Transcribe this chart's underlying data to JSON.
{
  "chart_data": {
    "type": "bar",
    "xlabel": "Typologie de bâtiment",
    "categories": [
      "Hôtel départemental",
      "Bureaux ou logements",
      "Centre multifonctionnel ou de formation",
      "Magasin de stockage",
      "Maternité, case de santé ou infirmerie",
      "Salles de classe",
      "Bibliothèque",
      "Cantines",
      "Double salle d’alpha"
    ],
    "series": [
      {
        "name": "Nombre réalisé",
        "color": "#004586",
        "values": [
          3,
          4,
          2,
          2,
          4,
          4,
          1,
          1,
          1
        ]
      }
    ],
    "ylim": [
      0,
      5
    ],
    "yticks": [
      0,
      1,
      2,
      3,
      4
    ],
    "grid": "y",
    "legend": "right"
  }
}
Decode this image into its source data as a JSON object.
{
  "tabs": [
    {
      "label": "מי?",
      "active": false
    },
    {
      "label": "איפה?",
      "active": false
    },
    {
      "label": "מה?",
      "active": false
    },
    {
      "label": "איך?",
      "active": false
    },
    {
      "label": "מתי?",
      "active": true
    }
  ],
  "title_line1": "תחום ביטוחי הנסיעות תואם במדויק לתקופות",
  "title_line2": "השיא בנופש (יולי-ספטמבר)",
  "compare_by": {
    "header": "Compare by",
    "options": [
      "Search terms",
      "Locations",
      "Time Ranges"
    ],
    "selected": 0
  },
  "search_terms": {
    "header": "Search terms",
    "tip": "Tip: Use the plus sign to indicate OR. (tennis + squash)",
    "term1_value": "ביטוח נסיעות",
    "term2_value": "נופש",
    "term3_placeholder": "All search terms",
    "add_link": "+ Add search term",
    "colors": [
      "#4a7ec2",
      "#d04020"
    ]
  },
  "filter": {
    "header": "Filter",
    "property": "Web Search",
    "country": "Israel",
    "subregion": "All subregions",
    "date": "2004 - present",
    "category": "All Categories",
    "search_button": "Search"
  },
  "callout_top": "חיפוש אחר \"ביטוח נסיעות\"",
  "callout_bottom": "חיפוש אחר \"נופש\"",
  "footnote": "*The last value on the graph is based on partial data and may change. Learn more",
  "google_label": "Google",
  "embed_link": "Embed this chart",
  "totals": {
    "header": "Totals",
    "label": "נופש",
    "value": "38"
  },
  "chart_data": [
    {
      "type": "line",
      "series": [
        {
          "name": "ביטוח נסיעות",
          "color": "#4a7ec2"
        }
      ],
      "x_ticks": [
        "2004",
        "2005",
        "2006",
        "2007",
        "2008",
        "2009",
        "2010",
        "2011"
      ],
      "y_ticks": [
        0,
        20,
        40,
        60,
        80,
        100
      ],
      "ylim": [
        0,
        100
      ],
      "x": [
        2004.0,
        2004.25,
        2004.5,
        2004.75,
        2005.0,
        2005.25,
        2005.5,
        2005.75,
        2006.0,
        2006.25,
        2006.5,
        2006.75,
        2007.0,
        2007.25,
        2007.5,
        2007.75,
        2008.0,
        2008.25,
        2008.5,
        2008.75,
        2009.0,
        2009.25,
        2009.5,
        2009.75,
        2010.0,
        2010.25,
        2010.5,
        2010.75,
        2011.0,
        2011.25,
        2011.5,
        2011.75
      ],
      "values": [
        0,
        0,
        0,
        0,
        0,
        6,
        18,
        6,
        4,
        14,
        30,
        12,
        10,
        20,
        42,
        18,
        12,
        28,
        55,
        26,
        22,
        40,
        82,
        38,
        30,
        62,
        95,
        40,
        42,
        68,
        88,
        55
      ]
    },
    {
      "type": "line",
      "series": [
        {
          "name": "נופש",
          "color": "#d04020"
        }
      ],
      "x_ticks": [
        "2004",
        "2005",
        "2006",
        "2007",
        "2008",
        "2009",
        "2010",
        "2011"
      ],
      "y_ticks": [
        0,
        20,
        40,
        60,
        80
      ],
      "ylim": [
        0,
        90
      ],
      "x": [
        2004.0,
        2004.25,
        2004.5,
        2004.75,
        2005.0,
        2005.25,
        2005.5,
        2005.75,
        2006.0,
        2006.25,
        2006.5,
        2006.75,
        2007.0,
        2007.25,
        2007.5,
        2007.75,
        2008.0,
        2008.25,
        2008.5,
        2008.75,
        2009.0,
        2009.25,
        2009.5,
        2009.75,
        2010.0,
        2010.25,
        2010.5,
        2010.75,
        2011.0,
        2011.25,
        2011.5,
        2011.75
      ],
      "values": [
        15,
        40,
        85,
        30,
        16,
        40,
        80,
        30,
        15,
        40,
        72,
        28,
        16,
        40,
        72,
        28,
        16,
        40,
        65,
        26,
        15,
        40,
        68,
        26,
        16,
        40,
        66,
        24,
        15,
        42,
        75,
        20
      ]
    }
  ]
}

> **Task statement**
Take the listing above and write it out again exactly.

> **Written solution**
Transcribe this chart's underlying data to JSON.
{
  "chart_data": {
    "type": "bar",
    "xlabel": "Typologie de bâtiment",
    "categories": [
      "Hôtel départemental",
      "Bureaux ou logements",
      "Centre multifonctionnel ou de formation",
      "Magasin de stockage",
      "Maternité, case de santé ou infirmerie",
      "Salles de classe",
      "Bibliothèque",
      "Cantines",
      "Double salle d’alpha"
    ],
    "series": [
      {
        "name": "Nombre réalisé",
        "color": "#004586",
        "values": [
          3,
          4,
          2,
          2,
          4,
          4,
          1,
          1,
          1
        ]
      }
    ],
    "ylim": [
      0,
      5
    ],
    "yticks": [
      0,
      1,
      2,
      3,
      4
    ],
    "grid": "y",
    "legend": "right"
  }
}
Decode this image into its source data as a JSON object.
{
  "tabs": [
    {
      "label": "מי?",
      "active": false
    },
    {
      "label": "איפה?",
      "active": false
    },
    {
      "label": "מה?",
      "active": false
    },
    {
      "label": "איך?",
      "active": false
    },
    {
      "label": "מתי?",
      "active": true
    }
  ],
  "title_line1": "תחום ביטוחי הנסיעות תואם במדויק לתקופות",
  "title_line2": "השיא בנופש (יולי-ספטמבר)",
  "compare_by": {
    "header": "Compare by",
    "options": [
      "Search terms",
      "Locations",
      "Time Ranges"
    ],
    "selected": 0
  },
  "search_terms": {
    "header": "Search terms",
    "tip": "Tip: Use the plus sign to indicate OR. (tennis + squash)",
    "term1_value": "ביטוח נסיעות",
    "term2_value": "נופש",
    "term3_placeholder": "All search terms",
    "add_link": "+ Add search term",
    "colors": [
      "#4a7ec2",
      "#d04020"
    ]
  },
  "filter": {
    "header": "Filter",
    "property": "Web Search",
    "country": "Israel",
    "subregion": "All subregions",
    "date": "2004 - present",
    "category": "All Categories",
    "search_button": "Search"
  },
  "callout_top": "חיפוש אחר \"ביטוח נסיעות\"",
  "callout_bottom": "חיפוש אחר \"נופש\"",
  "footnote": "*The last value on the graph is based on partial data and may change. Learn more",
  "google_label": "Google",
  "embed_link": "Embed this chart",
  "totals": {
    "header": "Totals",
    "label": "נופש",
    "value": "38"
  },
  "chart_data": [
    {
      "type": "line",
      "series": [
        {
          "name": "ביטוח נסיעות",
          "color": "#4a7ec2"
        }
      ],
      "x_ticks": [
        "2004",
        "2005",
        "2006",
        "2007",
        "2008",
        "2009",
        "2010",
        "2011"
      ],
      "y_ticks": [
        0,
        20,
        40,
        60,
        80,
        100
      ],
      "ylim": [
        0,
        100
      ],
      "x": [
        2004.0,
        2004.25,
        2004.5,
        2004.75,
        2005.0,
        2005.25,
        2005.5,
        2005.75,
        2006.0,
        2006.25,
        2006.5,
        2006.75,
        2007.0,
        2007.25,
        2007.5,
        2007.75,
        2008.0,
        2008.25,
        2008.5,
        2008.75,
        2009.0,
        2009.25,
        2009.5,
        2009.75,
        2010.0,
        2010.25,
        2010.5,
        2010.75,
        2011.0,
        2011.25,
        2011.5,
        2011.75
      ],
      "values": [
        0,
        0,
        0,
        0,
        0,
        6,
        18,
        6,
        4,
        14,
        30,
        12,
        10,
        20,
        42,
        18,
        12,
        28,
        55,
        26,
        22,
        40,
        82,
        38,
        30,
        62,
        95,
        40,
        42,
        68,
        88,
        55
      ]
    },
    {
      "type": "line",
      "series": [
        {
          "name": "נופש",
          "color": "#d04020"
        }
      ],
      "x_ticks": [
        "2004",
        "2005",
        "2006",
        "2007",
        "2008",
        "2009",
        "2010",
        "2011"
      ],
      "y_ticks": [
        0,
        20,
        40,
        60,
        80
      ],
      "ylim": [
        0,
        90
      ],
      "x": [
        2004.0,
        2004.25,
        2004.5,
        2004.75,
        2005.0,
        2005.25,
        2005.5,
        2005.75,
        2006.0,
        2006.25,
        2006.5,
        2006.75,
        2007.0,
        2007.25,
        2007.5,
        2007.75,
        2008.0,
        2008.25,
        2008.5,
        2008.75,
        2009.0,
        2009.25,
        2009.5,
        2009.75,
        2010.0,
        2010.25,
        2010.5,
        2010.75,
        2011.0,
        2011.25,
        2011.5,
        2011.75
      ],
      "values": [
        15,
        40,
        85,
        30,
        16,
        40,
        80,
        30,
        15,
        40,
        72,
        28,
        16,
        40,
        72,
        28,
        16,
        40,
        65,
        26,
        15,
        40,
        68,
        26,
        16,
        40,
        66,
        24,
        15,
        42,
        75,
        20
      ]
    }
  ]
}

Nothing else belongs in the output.